§ What the exercise asks
Spot each line that carries the word "source"; copy those lines.

§ Information provided
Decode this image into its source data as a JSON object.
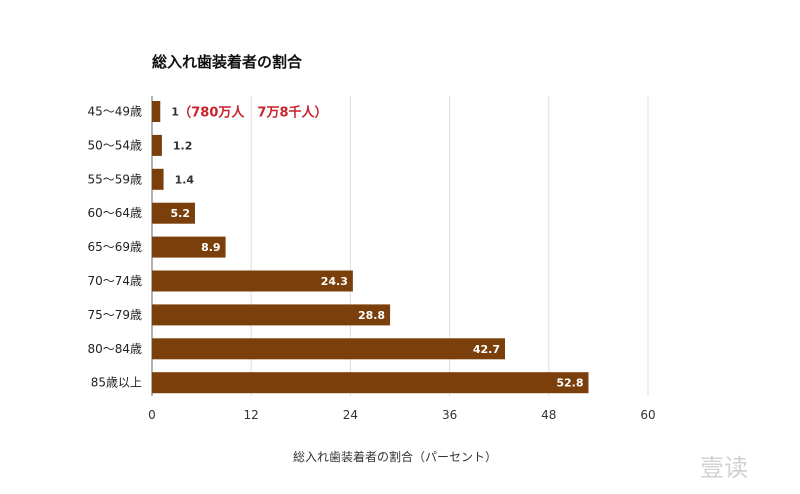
{
  "chart_data": {
    "type": "bar",
    "orientation": "horizontal",
    "title": "総入れ歯装着者の割合",
    "xlabel": "総入れ歯装着者の割合（パーセント）",
    "ylabel": "",
    "categories": [
      "45〜49歳",
      "50〜54歳",
      "55〜59歳",
      "60〜64歳",
      "65〜69歳",
      "70〜74歳",
      "75〜79歳",
      "80〜84歳",
      "85歳以上"
    ],
    "values": [
      1,
      1.2,
      1.4,
      5.2,
      8.9,
      24.3,
      28.8,
      42.7,
      52.8
    ],
    "value_labels": [
      "1",
      "1.2",
      "1.4",
      "5.2",
      "8.9",
      "24.3",
      "28.8",
      "42.7",
      "52.8"
    ],
    "xlim": [
      0,
      60
    ],
    "xticks": [
      "0",
      "12",
      "24",
      "36",
      "48",
      "60"
    ],
    "grid": true,
    "bar_color": "#7a3f0b",
    "annotation": {
      "category_index": 0,
      "text": "（780万人　7万8千人）",
      "color": "#c8232c"
    }
  },
  "watermark": "壹读"
}
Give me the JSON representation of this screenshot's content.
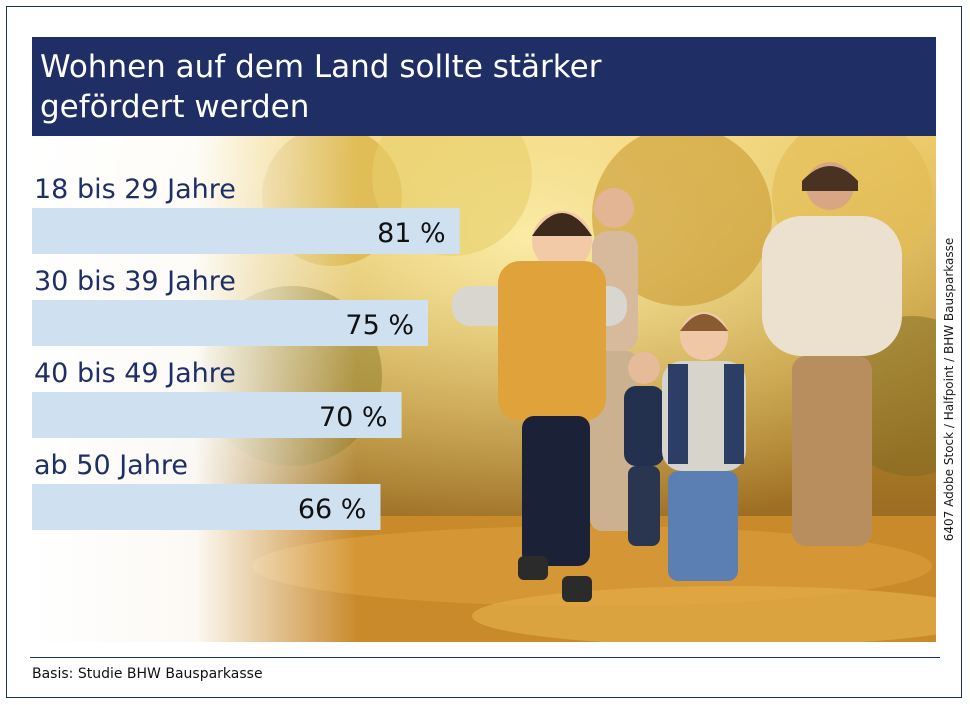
{
  "header": {
    "title": "Wohnen auf dem Land sollte stärker gefördert werden"
  },
  "chart_data": {
    "type": "bar",
    "orientation": "horizontal",
    "title": "Wohnen auf dem Land sollte stärker gefördert werden",
    "categories": [
      "18 bis 29 Jahre",
      "30 bis 39 Jahre",
      "40 bis 49 Jahre",
      "ab 50 Jahre"
    ],
    "values": [
      81,
      75,
      70,
      66
    ],
    "value_labels": [
      "81 %",
      "75 %",
      "70 %",
      "66 %"
    ],
    "unit": "%",
    "xlim": [
      0,
      100
    ],
    "grid": false,
    "legend": "none",
    "bar_color": "#cfe0f1",
    "label_color": "#1f2f66"
  },
  "footer": {
    "source": "Basis: Studie BHW Bausparkasse",
    "credit": "6407 Adobe Stock / Halfpoint / BHW Bausparkasse"
  },
  "colors": {
    "brand": "#1f2f66",
    "bar": "#cfe0f1"
  },
  "image": {
    "content-icon": "family-running-autumn-forest-photo"
  }
}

§ Solution to the exercise
Decode this image into its source data as a JSON object.
    "source": "Basis: Studie BHW Bausparkasse",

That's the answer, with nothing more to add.